Description of the task - Count every line that holds the string "Warehouse", and report the number alone.
— begin Data provided —
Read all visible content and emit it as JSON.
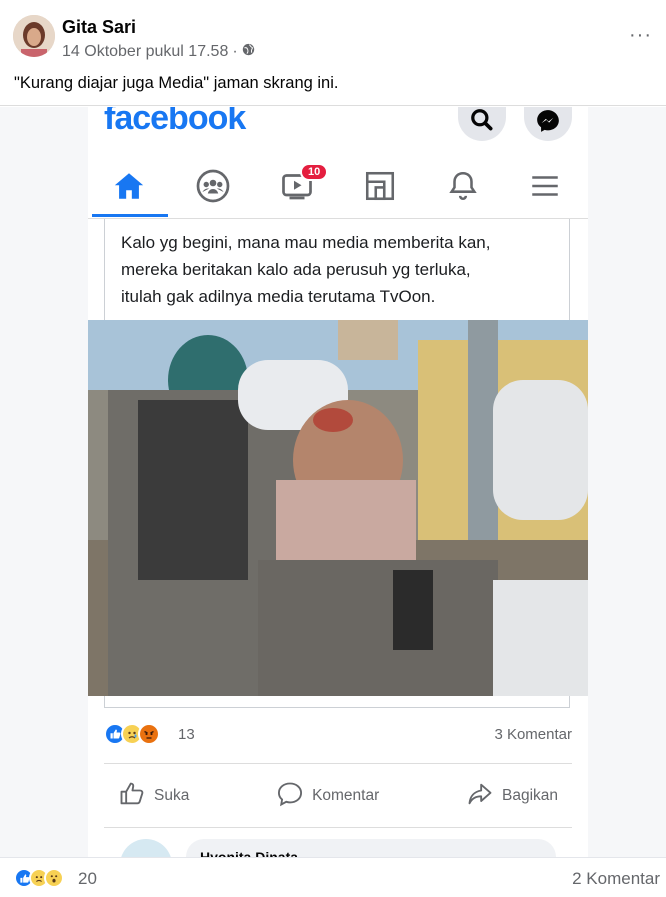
{
  "post": {
    "author": "Gita Sari",
    "timestamp": "14 Oktober pukul 17.58",
    "separator": "·",
    "privacy_icon": "globe-icon",
    "caption": "\"Kurang diajar juga Media\" jaman skrang ini.",
    "more_icon": "more-options-icon",
    "more_label": "···"
  },
  "screenshot": {
    "logo_text": "facebook",
    "nav": {
      "items": [
        "home-icon",
        "groups-icon",
        "watch-icon",
        "marketplace-icon",
        "notifications-icon",
        "menu-icon"
      ],
      "watch_badge": "10",
      "active": "home-icon"
    },
    "shared_text": [
      "Kalo yg begini, mana mau media memberita kan,",
      "mereka beritakan kalo ada perusuh yg terluka,",
      "itulah gak adilnya media terutama TvOon."
    ],
    "reactions": {
      "icons": [
        "like",
        "sad",
        "angry"
      ],
      "count": "13",
      "comments": "3 Komentar"
    },
    "actions": {
      "like": "Suka",
      "comment": "Komentar",
      "share": "Bagikan"
    },
    "comment_preview_name": "Hyonita Dinata"
  },
  "footer": {
    "reactions": [
      "like",
      "sad",
      "wow"
    ],
    "count": "20",
    "comments": "2 Komentar"
  },
  "colors": {
    "brand": "#1877f2",
    "badge": "#e41e3f",
    "muted": "#65676b"
  }
}
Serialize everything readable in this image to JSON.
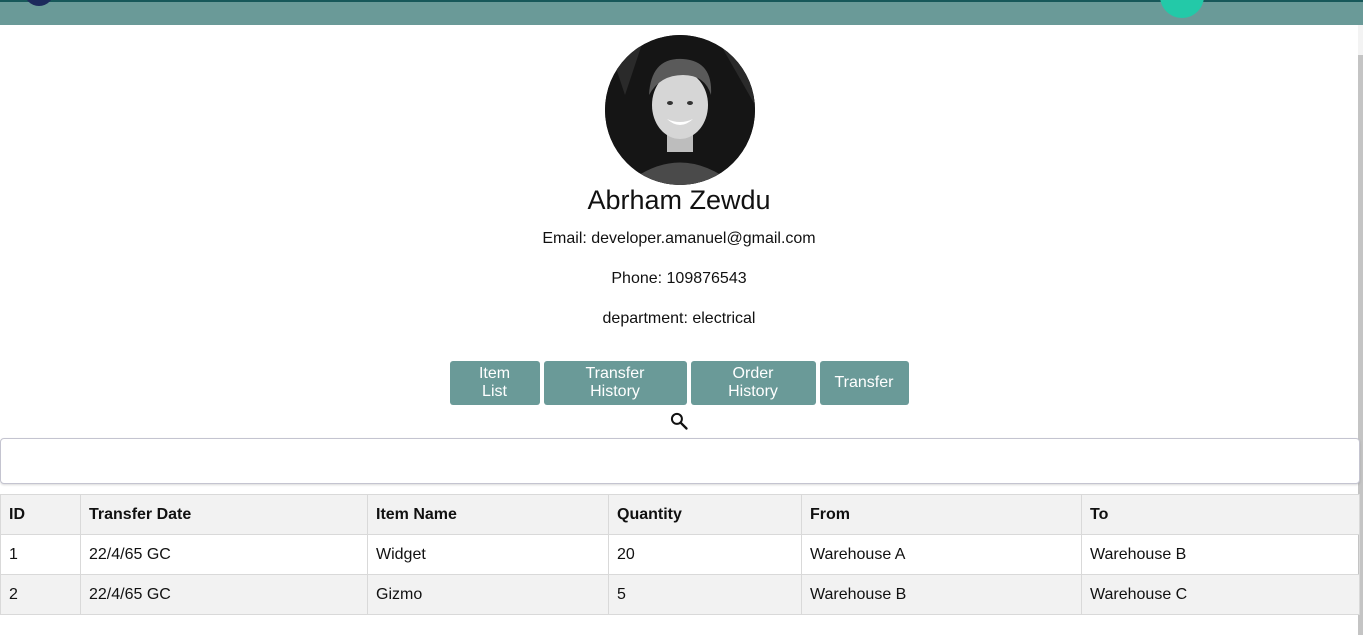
{
  "profile": {
    "name": "Abrham Zewdu",
    "email": "Email: developer.amanuel@gmail.com",
    "phone": "Phone: 109876543",
    "department": "department: electrical"
  },
  "nav": {
    "item_list": "Item List",
    "transfer_history": "Transfer History",
    "order_history": "Order History",
    "transfer": "Transfer"
  },
  "search": {
    "value": "",
    "icon": "search-icon"
  },
  "table": {
    "headers": [
      "ID",
      "Transfer Date",
      "Item Name",
      "Quantity",
      "From",
      "To"
    ],
    "rows": [
      [
        "1",
        "22/4/65 GC",
        "Widget",
        "20",
        "Warehouse A",
        "Warehouse B"
      ],
      [
        "2",
        "22/4/65 GC",
        "Gizmo",
        "5",
        "Warehouse B",
        "Warehouse C"
      ]
    ]
  },
  "colors": {
    "accent": "#6a9a98",
    "topbar_border": "#17585a"
  }
}
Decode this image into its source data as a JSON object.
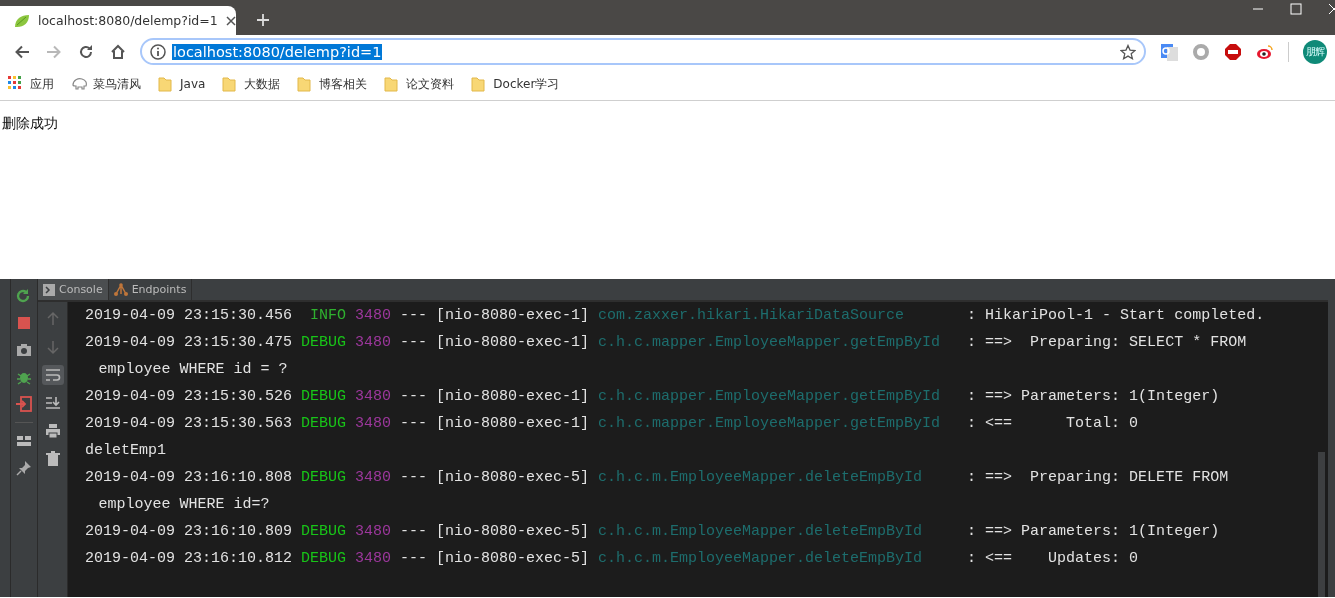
{
  "browser": {
    "tab": {
      "title": "localhost:8080/delemp?id=1",
      "selected": true
    },
    "nav": [
      {
        "kind": "back",
        "disabled": false
      },
      {
        "kind": "forward",
        "disabled": true
      },
      {
        "kind": "reload",
        "disabled": false
      },
      {
        "kind": "home",
        "disabled": false
      }
    ],
    "address": {
      "value": "localhost:8080/delemp?id=1",
      "selected": true
    },
    "extensions": [
      {
        "kind": "translate"
      },
      {
        "kind": "ring"
      },
      {
        "kind": "abp"
      },
      {
        "kind": "weibo"
      }
    ],
    "profile": {
      "initials": "朋辉"
    },
    "bookmarks": [
      {
        "label": "应用",
        "kind": "apps"
      },
      {
        "label": "菜鸟清风",
        "kind": "site"
      },
      {
        "label": "Java",
        "kind": "folder"
      },
      {
        "label": "大数据",
        "kind": "folder"
      },
      {
        "label": "博客相关",
        "kind": "folder"
      },
      {
        "label": "论文资料",
        "kind": "folder"
      },
      {
        "label": "Docker学习",
        "kind": "folder"
      }
    ]
  },
  "page": {
    "message": "删除成功"
  },
  "ide": {
    "tabs": [
      {
        "label": "Console",
        "kind": "console",
        "selected": true
      },
      {
        "label": "Endpoints",
        "kind": "endpoints",
        "selected": false
      }
    ],
    "log": [
      {
        "kind": "entry",
        "time": "2019-04-09 23:15:30.456",
        "level": "INFO",
        "pid": "3480",
        "sep": "---",
        "thread": "[nio-8080-exec-1]",
        "logger": "com.zaxxer.hikari.HikariDataSource",
        "message": ": HikariPool-1 - Start completed."
      },
      {
        "kind": "entry",
        "time": "2019-04-09 23:15:30.475",
        "level": "DEBUG",
        "pid": "3480",
        "sep": "---",
        "thread": "[nio-8080-exec-1]",
        "logger": "c.h.c.mapper.EmployeeMapper.getEmpById",
        "message": ": ==>  Preparing: SELECT * FROM"
      },
      {
        "kind": "wrap",
        "text": "employee WHERE id = ?"
      },
      {
        "kind": "entry",
        "time": "2019-04-09 23:15:30.526",
        "level": "DEBUG",
        "pid": "3480",
        "sep": "---",
        "thread": "[nio-8080-exec-1]",
        "logger": "c.h.c.mapper.EmployeeMapper.getEmpById",
        "message": ": ==> Parameters: 1(Integer)"
      },
      {
        "kind": "entry",
        "time": "2019-04-09 23:15:30.563",
        "level": "DEBUG",
        "pid": "3480",
        "sep": "---",
        "thread": "[nio-8080-exec-1]",
        "logger": "c.h.c.mapper.EmployeeMapper.getEmpById",
        "message": ": <==      Total: 0"
      },
      {
        "kind": "plain",
        "text": "deletEmp1"
      },
      {
        "kind": "entry",
        "time": "2019-04-09 23:16:10.808",
        "level": "DEBUG",
        "pid": "3480",
        "sep": "---",
        "thread": "[nio-8080-exec-5]",
        "logger": "c.h.c.m.EmployeeMapper.deleteEmpById",
        "message": ": ==>  Preparing: DELETE FROM"
      },
      {
        "kind": "wrap",
        "text": "employee WHERE id=?"
      },
      {
        "kind": "entry",
        "time": "2019-04-09 23:16:10.809",
        "level": "DEBUG",
        "pid": "3480",
        "sep": "---",
        "thread": "[nio-8080-exec-5]",
        "logger": "c.h.c.m.EmployeeMapper.deleteEmpById",
        "message": ": ==> Parameters: 1(Integer)"
      },
      {
        "kind": "entry",
        "time": "2019-04-09 23:16:10.812",
        "level": "DEBUG",
        "pid": "3480",
        "sep": "---",
        "thread": "[nio-8080-exec-5]",
        "logger": "c.h.c.m.EmployeeMapper.deleteEmpById",
        "message": ": <==    Updates: 0"
      }
    ]
  }
}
— end Data provided —
Written solution - 4